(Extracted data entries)
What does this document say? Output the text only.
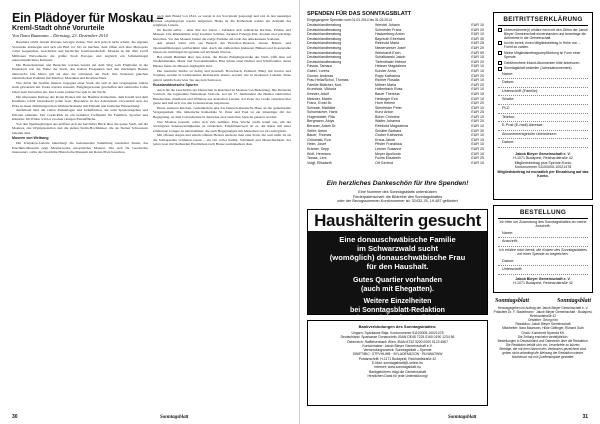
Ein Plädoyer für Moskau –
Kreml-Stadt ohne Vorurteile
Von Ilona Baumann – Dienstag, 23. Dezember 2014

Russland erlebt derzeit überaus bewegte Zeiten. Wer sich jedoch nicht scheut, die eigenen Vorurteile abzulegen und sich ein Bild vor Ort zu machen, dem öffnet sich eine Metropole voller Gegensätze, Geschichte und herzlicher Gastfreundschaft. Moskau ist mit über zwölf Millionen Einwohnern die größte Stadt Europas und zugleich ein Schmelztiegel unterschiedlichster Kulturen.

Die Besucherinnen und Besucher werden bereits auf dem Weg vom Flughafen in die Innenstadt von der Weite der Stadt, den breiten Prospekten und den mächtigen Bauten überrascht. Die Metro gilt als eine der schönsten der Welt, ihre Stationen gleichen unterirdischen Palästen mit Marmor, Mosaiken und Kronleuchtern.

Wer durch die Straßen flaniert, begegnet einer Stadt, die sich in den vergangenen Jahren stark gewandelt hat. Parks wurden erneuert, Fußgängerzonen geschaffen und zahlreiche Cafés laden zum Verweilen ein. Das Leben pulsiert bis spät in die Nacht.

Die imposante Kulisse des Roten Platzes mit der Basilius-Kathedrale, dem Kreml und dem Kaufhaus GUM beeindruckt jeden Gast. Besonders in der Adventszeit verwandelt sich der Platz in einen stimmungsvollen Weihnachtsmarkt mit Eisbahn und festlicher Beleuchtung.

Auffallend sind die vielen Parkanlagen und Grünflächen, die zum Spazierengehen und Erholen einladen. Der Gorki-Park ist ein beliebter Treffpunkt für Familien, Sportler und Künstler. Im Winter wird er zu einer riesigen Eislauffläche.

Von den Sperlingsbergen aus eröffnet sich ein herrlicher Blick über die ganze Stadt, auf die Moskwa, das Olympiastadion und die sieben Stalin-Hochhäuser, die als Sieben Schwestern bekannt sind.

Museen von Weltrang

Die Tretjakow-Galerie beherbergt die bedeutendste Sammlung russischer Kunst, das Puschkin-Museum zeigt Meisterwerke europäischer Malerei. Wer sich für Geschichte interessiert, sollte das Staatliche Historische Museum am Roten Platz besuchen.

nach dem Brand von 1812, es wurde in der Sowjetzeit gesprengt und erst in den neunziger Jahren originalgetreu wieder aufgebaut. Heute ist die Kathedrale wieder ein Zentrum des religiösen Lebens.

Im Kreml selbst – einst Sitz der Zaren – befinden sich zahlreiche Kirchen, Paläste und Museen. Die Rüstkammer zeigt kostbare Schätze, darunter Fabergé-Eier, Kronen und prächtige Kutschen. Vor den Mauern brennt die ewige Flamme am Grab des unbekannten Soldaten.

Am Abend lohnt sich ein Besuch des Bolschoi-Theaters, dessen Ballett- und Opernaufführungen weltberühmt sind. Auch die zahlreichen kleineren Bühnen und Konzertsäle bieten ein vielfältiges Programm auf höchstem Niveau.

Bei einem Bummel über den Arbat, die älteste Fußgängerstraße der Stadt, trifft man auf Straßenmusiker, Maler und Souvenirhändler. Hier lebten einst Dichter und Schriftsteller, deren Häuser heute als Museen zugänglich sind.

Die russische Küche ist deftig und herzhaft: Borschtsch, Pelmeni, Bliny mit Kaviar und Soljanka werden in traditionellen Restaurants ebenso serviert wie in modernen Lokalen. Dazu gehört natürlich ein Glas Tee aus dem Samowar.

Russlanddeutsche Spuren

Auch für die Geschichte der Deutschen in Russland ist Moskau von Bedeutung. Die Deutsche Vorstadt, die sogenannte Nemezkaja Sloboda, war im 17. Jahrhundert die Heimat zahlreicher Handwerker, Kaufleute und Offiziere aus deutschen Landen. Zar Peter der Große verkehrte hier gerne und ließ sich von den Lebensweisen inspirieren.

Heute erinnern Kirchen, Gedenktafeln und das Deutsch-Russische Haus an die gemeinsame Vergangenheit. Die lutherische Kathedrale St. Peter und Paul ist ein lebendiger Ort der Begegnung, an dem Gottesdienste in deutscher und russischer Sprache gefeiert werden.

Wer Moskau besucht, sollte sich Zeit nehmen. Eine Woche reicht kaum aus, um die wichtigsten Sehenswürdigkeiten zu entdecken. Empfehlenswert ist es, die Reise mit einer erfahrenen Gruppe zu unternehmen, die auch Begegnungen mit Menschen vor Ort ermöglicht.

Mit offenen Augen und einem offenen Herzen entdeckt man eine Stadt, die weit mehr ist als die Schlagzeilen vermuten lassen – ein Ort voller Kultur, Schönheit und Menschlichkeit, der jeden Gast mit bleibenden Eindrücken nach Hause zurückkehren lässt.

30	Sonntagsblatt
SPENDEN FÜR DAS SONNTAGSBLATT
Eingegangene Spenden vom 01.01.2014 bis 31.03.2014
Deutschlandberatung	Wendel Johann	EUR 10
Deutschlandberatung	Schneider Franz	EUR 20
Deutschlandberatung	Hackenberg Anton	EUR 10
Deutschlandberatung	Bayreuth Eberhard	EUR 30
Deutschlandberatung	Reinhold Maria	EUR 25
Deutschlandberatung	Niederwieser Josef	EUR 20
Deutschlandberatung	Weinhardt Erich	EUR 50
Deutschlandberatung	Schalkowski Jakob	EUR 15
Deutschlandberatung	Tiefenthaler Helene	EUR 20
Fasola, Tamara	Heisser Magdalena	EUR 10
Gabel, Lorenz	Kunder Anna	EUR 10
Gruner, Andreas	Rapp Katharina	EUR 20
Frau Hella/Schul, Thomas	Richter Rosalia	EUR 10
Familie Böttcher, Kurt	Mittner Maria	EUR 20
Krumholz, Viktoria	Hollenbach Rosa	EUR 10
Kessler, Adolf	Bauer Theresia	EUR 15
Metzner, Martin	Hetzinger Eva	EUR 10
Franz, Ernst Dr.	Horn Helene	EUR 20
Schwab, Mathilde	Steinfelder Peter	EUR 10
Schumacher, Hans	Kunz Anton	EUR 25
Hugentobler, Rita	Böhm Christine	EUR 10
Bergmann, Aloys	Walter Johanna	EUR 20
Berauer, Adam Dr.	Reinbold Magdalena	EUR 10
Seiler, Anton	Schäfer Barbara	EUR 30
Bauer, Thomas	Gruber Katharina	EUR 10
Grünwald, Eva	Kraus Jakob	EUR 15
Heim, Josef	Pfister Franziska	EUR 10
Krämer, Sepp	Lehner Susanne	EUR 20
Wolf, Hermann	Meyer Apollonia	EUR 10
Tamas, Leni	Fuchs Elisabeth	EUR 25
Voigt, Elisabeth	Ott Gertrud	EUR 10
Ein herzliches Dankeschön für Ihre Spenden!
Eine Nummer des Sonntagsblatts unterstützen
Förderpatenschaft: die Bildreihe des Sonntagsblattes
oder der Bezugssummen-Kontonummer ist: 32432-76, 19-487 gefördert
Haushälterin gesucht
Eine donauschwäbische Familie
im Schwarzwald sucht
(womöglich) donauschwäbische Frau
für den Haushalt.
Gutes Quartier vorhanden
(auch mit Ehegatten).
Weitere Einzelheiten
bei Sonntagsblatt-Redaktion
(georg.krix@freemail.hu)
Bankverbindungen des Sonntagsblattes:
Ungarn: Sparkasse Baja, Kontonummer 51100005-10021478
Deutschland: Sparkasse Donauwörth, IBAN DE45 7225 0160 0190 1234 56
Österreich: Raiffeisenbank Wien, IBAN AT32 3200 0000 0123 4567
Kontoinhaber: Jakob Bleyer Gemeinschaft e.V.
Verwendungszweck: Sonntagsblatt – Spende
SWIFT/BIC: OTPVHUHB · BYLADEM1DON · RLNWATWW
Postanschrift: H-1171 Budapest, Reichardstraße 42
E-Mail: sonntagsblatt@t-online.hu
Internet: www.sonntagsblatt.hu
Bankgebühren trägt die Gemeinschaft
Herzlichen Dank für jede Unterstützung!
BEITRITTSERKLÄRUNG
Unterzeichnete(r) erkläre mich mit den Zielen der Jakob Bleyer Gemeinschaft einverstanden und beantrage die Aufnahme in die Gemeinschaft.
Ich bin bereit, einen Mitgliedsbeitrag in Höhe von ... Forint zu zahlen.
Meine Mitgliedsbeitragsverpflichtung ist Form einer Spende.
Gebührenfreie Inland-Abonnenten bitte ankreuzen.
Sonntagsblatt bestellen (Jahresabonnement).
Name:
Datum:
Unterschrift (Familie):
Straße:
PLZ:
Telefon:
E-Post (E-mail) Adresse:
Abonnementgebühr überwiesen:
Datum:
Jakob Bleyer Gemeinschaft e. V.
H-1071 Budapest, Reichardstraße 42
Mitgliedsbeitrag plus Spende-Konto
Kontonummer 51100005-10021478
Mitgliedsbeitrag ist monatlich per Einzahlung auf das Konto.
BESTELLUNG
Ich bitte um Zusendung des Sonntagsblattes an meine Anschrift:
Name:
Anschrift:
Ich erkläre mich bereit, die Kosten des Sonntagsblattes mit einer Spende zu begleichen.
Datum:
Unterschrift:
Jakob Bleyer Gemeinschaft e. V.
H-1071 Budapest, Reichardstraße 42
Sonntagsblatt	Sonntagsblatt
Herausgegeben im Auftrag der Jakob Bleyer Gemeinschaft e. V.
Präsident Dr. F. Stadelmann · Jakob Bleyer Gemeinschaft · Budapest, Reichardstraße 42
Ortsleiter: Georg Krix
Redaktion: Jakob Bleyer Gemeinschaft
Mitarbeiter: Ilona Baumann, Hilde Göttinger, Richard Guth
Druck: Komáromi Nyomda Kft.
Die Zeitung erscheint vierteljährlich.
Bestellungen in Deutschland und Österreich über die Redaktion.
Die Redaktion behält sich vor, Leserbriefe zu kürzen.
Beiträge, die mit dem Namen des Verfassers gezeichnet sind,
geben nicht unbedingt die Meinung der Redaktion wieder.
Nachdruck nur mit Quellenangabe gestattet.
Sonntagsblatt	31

* _OBJECTIVE_
Where a line of the records above holds the word "zeigt", copy that line.

* _COMPLETE OUTPUT_
Die Tretjakow-Galerie beherbergt die bedeutendste Sammlung russischer Kunst, das Puschkin-Museum zeigt Meisterwerke europäischer Malerei. Wer sich für Geschichte interessiert, sollte das Staatliche Historische Museum am Roten Platz besuchen.
Im Kreml selbst – einst Sitz der Zaren – befinden sich zahlreiche Kirchen, Paläste und Museen. Die Rüstkammer zeigt kostbare Schätze, darunter Fabergé-Eier, Kronen und prächtige Kutschen. Vor den Mauern brennt die ewige Flamme am Grab des unbekannten Soldaten.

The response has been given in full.